_Given request:_ Using the records below, count the lines with "Relative" in them. Give the number only.

** Start **

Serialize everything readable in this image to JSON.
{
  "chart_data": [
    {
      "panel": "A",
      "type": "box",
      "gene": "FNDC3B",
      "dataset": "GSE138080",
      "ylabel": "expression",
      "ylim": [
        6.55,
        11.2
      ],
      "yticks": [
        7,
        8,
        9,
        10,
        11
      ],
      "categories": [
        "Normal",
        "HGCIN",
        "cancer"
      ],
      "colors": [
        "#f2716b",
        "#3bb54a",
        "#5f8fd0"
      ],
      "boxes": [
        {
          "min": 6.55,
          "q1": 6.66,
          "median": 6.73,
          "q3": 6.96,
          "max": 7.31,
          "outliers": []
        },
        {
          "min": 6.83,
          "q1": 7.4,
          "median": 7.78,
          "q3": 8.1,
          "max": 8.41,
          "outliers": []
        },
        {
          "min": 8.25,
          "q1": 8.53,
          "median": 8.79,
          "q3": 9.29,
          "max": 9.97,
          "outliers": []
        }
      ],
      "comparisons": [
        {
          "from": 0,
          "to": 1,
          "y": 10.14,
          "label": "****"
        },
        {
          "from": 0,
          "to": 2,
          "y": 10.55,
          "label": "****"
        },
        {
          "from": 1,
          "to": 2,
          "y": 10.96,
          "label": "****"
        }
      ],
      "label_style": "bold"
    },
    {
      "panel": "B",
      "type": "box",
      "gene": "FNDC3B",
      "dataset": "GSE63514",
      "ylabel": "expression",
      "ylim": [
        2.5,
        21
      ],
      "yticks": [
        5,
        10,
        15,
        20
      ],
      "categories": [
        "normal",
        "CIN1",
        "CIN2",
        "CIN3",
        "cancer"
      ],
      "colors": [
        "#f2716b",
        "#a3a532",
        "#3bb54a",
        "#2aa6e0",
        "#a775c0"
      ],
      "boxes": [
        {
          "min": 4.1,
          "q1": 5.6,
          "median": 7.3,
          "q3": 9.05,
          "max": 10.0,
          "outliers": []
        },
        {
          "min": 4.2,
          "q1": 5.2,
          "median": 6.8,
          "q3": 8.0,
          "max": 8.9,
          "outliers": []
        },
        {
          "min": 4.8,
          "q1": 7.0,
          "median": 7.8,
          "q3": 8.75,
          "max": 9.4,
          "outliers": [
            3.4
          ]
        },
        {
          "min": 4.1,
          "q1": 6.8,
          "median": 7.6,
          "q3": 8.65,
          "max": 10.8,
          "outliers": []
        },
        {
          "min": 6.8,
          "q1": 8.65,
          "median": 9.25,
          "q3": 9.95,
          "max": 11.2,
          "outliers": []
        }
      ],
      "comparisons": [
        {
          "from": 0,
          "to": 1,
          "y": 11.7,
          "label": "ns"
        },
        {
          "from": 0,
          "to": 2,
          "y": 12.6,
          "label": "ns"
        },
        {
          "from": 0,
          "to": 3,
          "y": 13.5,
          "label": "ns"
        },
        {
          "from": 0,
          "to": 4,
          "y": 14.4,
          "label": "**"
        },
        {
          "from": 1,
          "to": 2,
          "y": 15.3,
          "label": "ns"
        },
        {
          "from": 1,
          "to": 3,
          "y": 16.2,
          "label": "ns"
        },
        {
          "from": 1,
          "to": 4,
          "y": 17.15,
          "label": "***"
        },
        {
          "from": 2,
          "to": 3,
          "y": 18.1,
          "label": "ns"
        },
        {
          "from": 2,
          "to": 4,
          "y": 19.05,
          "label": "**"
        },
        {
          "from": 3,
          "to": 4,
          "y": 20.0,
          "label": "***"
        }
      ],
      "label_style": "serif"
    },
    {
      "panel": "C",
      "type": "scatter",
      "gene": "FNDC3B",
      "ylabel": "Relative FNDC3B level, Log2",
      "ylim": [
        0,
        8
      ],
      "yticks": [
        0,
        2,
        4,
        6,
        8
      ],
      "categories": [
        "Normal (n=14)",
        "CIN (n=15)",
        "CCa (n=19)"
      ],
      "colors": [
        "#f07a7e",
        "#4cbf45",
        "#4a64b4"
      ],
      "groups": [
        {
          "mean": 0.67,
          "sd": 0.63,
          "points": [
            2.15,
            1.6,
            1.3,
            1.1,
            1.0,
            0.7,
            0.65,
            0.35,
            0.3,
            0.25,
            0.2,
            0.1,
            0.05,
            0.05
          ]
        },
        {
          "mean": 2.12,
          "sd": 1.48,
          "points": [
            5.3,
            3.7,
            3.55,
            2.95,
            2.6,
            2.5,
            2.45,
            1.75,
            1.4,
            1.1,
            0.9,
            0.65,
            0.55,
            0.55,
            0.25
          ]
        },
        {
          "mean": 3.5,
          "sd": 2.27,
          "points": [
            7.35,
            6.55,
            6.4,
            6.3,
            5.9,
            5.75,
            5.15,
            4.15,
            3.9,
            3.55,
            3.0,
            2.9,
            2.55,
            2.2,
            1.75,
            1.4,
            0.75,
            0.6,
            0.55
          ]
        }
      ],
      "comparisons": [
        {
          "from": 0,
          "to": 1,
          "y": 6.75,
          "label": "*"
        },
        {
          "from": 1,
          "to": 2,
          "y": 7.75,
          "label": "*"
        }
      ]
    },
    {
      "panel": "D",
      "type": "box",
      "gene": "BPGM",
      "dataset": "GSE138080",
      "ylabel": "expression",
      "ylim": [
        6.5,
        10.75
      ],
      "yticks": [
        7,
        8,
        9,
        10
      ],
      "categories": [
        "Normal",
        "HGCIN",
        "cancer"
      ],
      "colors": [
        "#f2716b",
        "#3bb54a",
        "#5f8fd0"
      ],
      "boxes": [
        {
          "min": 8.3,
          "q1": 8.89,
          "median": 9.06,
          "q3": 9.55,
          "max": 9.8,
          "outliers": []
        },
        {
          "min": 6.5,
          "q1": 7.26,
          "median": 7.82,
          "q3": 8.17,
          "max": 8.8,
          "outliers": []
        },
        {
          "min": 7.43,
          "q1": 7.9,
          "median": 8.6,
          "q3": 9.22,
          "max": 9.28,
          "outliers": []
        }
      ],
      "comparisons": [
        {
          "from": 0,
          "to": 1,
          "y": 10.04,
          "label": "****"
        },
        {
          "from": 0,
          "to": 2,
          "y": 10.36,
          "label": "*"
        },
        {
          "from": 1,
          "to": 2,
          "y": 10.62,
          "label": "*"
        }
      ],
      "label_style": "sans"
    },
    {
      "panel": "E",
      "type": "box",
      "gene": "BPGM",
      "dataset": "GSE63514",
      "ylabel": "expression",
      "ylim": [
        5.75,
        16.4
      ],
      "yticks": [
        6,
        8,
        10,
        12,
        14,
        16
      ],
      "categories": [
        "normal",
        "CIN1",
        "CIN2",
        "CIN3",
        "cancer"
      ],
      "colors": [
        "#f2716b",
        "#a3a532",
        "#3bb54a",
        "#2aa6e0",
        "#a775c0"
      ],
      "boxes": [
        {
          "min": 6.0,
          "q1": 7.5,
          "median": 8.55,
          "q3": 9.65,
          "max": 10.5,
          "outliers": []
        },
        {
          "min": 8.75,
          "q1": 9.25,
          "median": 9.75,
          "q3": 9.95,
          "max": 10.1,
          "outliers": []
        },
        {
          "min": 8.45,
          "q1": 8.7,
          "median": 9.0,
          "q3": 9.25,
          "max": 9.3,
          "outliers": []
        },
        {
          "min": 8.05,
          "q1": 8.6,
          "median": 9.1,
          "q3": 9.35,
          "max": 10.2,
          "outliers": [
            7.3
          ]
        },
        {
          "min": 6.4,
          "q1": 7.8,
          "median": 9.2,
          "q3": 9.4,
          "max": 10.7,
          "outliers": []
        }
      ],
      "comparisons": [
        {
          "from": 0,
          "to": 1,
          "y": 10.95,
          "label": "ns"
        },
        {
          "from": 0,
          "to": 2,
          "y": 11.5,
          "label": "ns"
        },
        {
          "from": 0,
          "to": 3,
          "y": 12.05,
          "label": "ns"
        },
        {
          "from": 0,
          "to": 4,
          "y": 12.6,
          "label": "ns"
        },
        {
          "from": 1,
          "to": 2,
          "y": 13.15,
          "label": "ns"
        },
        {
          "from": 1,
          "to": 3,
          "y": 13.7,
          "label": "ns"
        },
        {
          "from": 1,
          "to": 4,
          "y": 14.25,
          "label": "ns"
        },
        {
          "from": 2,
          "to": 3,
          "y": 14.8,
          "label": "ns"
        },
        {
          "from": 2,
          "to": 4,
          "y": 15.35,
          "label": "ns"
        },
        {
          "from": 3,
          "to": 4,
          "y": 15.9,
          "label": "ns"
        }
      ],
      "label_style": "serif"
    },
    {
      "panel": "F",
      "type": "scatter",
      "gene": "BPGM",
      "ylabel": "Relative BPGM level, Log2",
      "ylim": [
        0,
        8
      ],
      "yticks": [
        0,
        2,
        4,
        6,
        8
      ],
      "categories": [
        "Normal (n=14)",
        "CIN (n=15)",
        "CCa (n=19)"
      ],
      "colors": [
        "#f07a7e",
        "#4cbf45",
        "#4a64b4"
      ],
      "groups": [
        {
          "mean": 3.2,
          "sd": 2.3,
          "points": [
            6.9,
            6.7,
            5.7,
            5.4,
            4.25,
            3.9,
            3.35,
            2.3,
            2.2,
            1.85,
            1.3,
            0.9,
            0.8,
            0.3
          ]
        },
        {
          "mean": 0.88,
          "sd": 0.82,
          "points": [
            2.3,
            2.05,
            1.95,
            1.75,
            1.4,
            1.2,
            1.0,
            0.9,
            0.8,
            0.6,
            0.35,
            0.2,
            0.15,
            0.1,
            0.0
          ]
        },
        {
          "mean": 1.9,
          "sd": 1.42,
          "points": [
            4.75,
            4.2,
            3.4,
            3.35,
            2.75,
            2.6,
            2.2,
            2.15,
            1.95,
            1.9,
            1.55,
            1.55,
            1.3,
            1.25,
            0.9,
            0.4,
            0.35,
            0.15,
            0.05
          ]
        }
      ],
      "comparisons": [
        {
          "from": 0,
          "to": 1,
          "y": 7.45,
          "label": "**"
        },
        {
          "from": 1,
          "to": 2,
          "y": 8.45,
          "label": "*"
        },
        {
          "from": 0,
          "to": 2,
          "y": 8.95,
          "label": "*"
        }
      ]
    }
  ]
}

** End **

_Written reply:_ 2